◆ Exercise prompt: Write out every entry exactly as it appears.

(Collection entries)

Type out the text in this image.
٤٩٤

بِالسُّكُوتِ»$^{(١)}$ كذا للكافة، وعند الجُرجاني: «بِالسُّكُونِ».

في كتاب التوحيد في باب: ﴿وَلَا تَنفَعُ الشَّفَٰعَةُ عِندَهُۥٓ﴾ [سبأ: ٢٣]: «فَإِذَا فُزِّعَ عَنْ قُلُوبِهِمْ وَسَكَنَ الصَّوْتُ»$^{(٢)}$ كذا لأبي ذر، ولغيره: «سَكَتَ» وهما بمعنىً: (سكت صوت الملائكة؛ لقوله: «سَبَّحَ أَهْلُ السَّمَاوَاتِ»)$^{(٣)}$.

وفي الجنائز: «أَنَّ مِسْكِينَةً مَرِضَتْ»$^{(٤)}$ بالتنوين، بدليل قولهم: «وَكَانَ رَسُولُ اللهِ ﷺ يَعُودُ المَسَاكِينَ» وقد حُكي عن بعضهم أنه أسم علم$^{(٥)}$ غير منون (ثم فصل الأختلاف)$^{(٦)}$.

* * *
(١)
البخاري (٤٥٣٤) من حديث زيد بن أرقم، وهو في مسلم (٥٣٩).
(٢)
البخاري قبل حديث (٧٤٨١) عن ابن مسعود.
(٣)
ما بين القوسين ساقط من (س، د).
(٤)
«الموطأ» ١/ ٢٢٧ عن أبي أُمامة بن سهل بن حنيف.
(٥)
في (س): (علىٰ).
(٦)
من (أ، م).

◆ Solution for this problem:
Type out the text in this image.
٤٩٤

بِالسُّكُوتِ»$^{(١)}$ كذا للكافة، وعند الجُرجاني: «بِالسُّكُونِ».

في كتاب التوحيد في باب: ﴿وَلَا تَنفَعُ الشَّفَٰعَةُ عِندَهُۥٓ﴾ [سبأ: ٢٣]: «فَإِذَا فُزِّعَ عَنْ قُلُوبِهِمْ وَسَكَنَ الصَّوْتُ»$^{(٢)}$ كذا لأبي ذر، ولغيره: «سَكَتَ» وهما بمعنىً: (سكت صوت الملائكة؛ لقوله: «سَبَّحَ أَهْلُ السَّمَاوَاتِ»)$^{(٣)}$.

وفي الجنائز: «أَنَّ مِسْكِينَةً مَرِضَتْ»$^{(٤)}$ بالتنوين، بدليل قولهم: «وَكَانَ رَسُولُ اللهِ ﷺ يَعُودُ المَسَاكِينَ» وقد حُكي عن بعضهم أنه أسم علم$^{(٥)}$ غير منون (ثم فصل الأختلاف)$^{(٦)}$.

* * *
(١)
البخاري (٤٥٣٤) من حديث زيد بن أرقم، وهو في مسلم (٥٣٩).
(٢)
البخاري قبل حديث (٧٤٨١) عن ابن مسعود.
(٣)
ما بين القوسين ساقط من (س، د).
(٤)
«الموطأ» ١/ ٢٢٧ عن أبي أُمامة بن سهل بن حنيف.
(٥)
في (س): (علىٰ).
(٦)
من (أ، م).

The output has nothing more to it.